● **EXERCISE**: Write out the whole listing again, exactly.

● **EXTRACTED MATERIAL**:
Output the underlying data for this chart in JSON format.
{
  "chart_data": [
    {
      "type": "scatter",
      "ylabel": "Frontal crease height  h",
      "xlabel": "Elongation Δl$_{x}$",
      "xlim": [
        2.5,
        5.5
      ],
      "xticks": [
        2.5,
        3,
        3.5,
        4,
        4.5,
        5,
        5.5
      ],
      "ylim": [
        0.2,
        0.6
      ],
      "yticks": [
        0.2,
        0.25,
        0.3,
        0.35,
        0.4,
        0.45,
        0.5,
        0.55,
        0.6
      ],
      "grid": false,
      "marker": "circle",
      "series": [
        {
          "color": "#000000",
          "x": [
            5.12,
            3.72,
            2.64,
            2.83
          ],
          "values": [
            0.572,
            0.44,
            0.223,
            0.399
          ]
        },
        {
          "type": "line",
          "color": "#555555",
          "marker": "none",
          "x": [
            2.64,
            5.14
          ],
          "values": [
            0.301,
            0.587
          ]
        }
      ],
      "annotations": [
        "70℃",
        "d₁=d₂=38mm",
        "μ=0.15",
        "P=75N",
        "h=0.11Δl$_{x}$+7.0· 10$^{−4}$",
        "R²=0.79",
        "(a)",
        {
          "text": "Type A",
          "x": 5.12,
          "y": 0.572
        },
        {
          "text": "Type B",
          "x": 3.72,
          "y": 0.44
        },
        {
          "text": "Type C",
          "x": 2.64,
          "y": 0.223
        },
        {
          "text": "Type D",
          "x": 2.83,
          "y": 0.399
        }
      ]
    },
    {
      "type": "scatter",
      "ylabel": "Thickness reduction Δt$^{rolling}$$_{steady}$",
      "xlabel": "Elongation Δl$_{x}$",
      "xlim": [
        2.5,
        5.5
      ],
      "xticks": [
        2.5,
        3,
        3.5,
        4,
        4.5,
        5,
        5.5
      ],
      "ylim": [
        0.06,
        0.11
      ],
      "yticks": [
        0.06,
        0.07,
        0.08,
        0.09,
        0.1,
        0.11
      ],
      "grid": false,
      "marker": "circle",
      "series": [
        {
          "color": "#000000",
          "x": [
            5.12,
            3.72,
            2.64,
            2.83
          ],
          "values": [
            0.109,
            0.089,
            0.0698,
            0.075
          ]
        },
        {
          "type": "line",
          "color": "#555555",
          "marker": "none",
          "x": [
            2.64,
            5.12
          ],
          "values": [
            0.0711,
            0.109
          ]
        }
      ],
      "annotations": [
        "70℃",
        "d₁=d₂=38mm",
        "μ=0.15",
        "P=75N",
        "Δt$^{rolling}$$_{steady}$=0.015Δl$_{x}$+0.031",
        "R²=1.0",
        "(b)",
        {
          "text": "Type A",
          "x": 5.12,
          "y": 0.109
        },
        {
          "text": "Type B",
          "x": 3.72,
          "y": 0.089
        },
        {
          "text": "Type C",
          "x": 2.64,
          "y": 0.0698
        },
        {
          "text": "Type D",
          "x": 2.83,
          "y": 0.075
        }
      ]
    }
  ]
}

● **CORRECT OUTPUT**:
Output the underlying data for this chart in JSON format.
{
  "chart_data": [
    {
      "type": "scatter",
      "ylabel": "Frontal crease height  h",
      "xlabel": "Elongation Δl$_{x}$",
      "xlim": [
        2.5,
        5.5
      ],
      "xticks": [
        2.5,
        3,
        3.5,
        4,
        4.5,
        5,
        5.5
      ],
      "ylim": [
        0.2,
        0.6
      ],
      "yticks": [
        0.2,
        0.25,
        0.3,
        0.35,
        0.4,
        0.45,
        0.5,
        0.55,
        0.6
      ],
      "grid": false,
      "marker": "circle",
      "series": [
        {
          "color": "#000000",
          "x": [
            5.12,
            3.72,
            2.64,
            2.83
          ],
          "values": [
            0.572,
            0.44,
            0.223,
            0.399
          ]
        },
        {
          "type": "line",
          "color": "#555555",
          "marker": "none",
          "x": [
            2.64,
            5.14
          ],
          "values": [
            0.301,
            0.587
          ]
        }
      ],
      "annotations": [
        "70℃",
        "d₁=d₂=38mm",
        "μ=0.15",
        "P=75N",
        "h=0.11Δl$_{x}$+7.0· 10$^{−4}$",
        "R²=0.79",
        "(a)",
        {
          "text": "Type A",
          "x": 5.12,
          "y": 0.572
        },
        {
          "text": "Type B",
          "x": 3.72,
          "y": 0.44
        },
        {
          "text": "Type C",
          "x": 2.64,
          "y": 0.223
        },
        {
          "text": "Type D",
          "x": 2.83,
          "y": 0.399
        }
      ]
    },
    {
      "type": "scatter",
      "ylabel": "Thickness reduction Δt$^{rolling}$$_{steady}$",
      "xlabel": "Elongation Δl$_{x}$",
      "xlim": [
        2.5,
        5.5
      ],
      "xticks": [
        2.5,
        3,
        3.5,
        4,
        4.5,
        5,
        5.5
      ],
      "ylim": [
        0.06,
        0.11
      ],
      "yticks": [
        0.06,
        0.07,
        0.08,
        0.09,
        0.1,
        0.11
      ],
      "grid": false,
      "marker": "circle",
      "series": [
        {
          "color": "#000000",
          "x": [
            5.12,
            3.72,
            2.64,
            2.83
          ],
          "values": [
            0.109,
            0.089,
            0.0698,
            0.075
          ]
        },
        {
          "type": "line",
          "color": "#555555",
          "marker": "none",
          "x": [
            2.64,
            5.12
          ],
          "values": [
            0.0711,
            0.109
          ]
        }
      ],
      "annotations": [
        "70℃",
        "d₁=d₂=38mm",
        "μ=0.15",
        "P=75N",
        "Δt$^{rolling}$$_{steady}$=0.015Δl$_{x}$+0.031",
        "R²=1.0",
        "(b)",
        {
          "text": "Type A",
          "x": 5.12,
          "y": 0.109
        },
        {
          "text": "Type B",
          "x": 3.72,
          "y": 0.089
        },
        {
          "text": "Type C",
          "x": 2.64,
          "y": 0.0698
        },
        {
          "text": "Type D",
          "x": 2.83,
          "y": 0.075
        }
      ]
    }
  ]
}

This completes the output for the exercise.